* Stated goal *
Please switch every "x-tick-label" in the listing below to "horizontal-tick-label", keeping everything else the same. Leave the pictures out of your answer.

-- START OF Information given --

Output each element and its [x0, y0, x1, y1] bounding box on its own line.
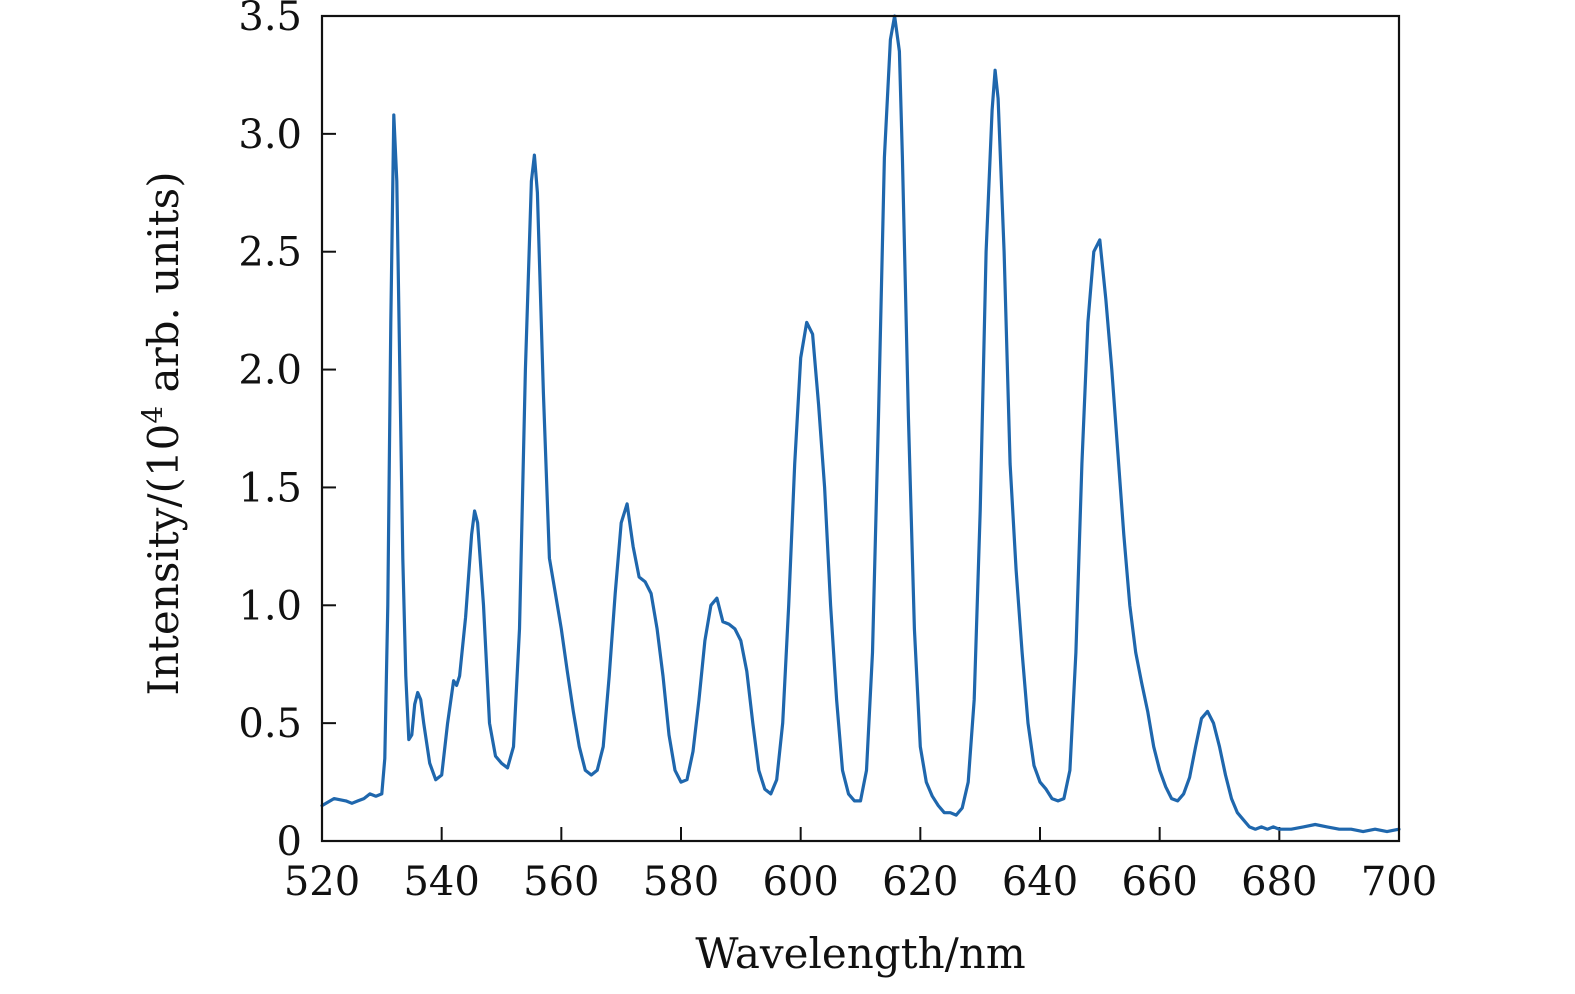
y-tick-label: 1.5 [238, 465, 302, 511]
x-tick-label: 540 [403, 859, 479, 905]
y-tick-label: 2.0 [238, 348, 302, 394]
x-tick-label: 700 [1361, 859, 1437, 905]
x-tick-label: 680 [1241, 859, 1317, 905]
y-tick-label: 3.5 [238, 0, 302, 40]
y-tick-label: 3.0 [238, 112, 302, 158]
plot-frame [320, 14, 1401, 843]
x-tick-label: 620 [882, 859, 958, 905]
y-axis-title-superscript: 4 [136, 406, 169, 424]
y-tick-label: 0 [277, 819, 302, 865]
x-tick-label: 640 [1002, 859, 1078, 905]
x-tick-label: 660 [1121, 859, 1197, 905]
y-tick-label: 0.5 [238, 701, 302, 747]
y-tick-label: 1.0 [238, 583, 302, 629]
spectrum-line [320, 14, 1401, 834]
y-axis-title-prefix: Intensity/(10 [139, 424, 188, 696]
x-axis-title: Wavelength/nm [695, 929, 1025, 978]
x-tick-label: 580 [643, 859, 719, 905]
x-tick-label: 520 [284, 859, 360, 905]
y-axis-title: Intensity/(104 arb. units) [136, 171, 188, 695]
y-axis-title-suffix: arb. units) [139, 171, 188, 405]
x-tick-label: 600 [762, 859, 838, 905]
y-axis: 0 0.5 1.0 1.5 2.0 2.5 3.0 3.5 [238, 0, 336, 865]
x-tick-label: 560 [523, 859, 599, 905]
y-tick-label: 2.5 [238, 230, 302, 276]
x-axis: 520 540 560 580 600 620 640 660 680 700 [284, 827, 1437, 905]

-- END OF Information given --

* Result below *
Output each element and its [x0, y0, x1, y1] bounding box on its own line.
y-tick-label: 1.5 [238, 465, 302, 511]
horizontal-tick-label: 540 [403, 859, 479, 905]
y-tick-label: 2.0 [238, 348, 302, 394]
horizontal-tick-label: 700 [1361, 859, 1437, 905]
horizontal-tick-label: 680 [1241, 859, 1317, 905]
y-tick-label: 3.5 [238, 0, 302, 40]
y-tick-label: 3.0 [238, 112, 302, 158]
plot-frame [320, 14, 1401, 843]
horizontal-tick-label: 620 [882, 859, 958, 905]
y-axis-title-superscript: 4 [136, 406, 169, 424]
y-tick-label: 0 [277, 819, 302, 865]
horizontal-tick-label: 640 [1002, 859, 1078, 905]
horizontal-tick-label: 660 [1121, 859, 1197, 905]
y-tick-label: 0.5 [238, 701, 302, 747]
y-tick-label: 1.0 [238, 583, 302, 629]
spectrum-line [320, 14, 1401, 834]
y-axis-title-prefix: Intensity/(10 [139, 424, 188, 696]
x-axis-title: Wavelength/nm [695, 929, 1025, 978]
horizontal-tick-label: 580 [643, 859, 719, 905]
horizontal-tick-label: 520 [284, 859, 360, 905]
y-axis-title: Intensity/(104 arb. units) [136, 171, 188, 695]
y-axis-title-suffix: arb. units) [139, 171, 188, 405]
horizontal-tick-label: 600 [762, 859, 838, 905]
y-axis: 0 0.5 1.0 1.5 2.0 2.5 3.0 3.5 [238, 0, 336, 865]
horizontal-tick-label: 560 [523, 859, 599, 905]
y-tick-label: 2.5 [238, 230, 302, 276]
x-axis: 520 540 560 580 600 620 640 660 680 700 [284, 827, 1437, 905]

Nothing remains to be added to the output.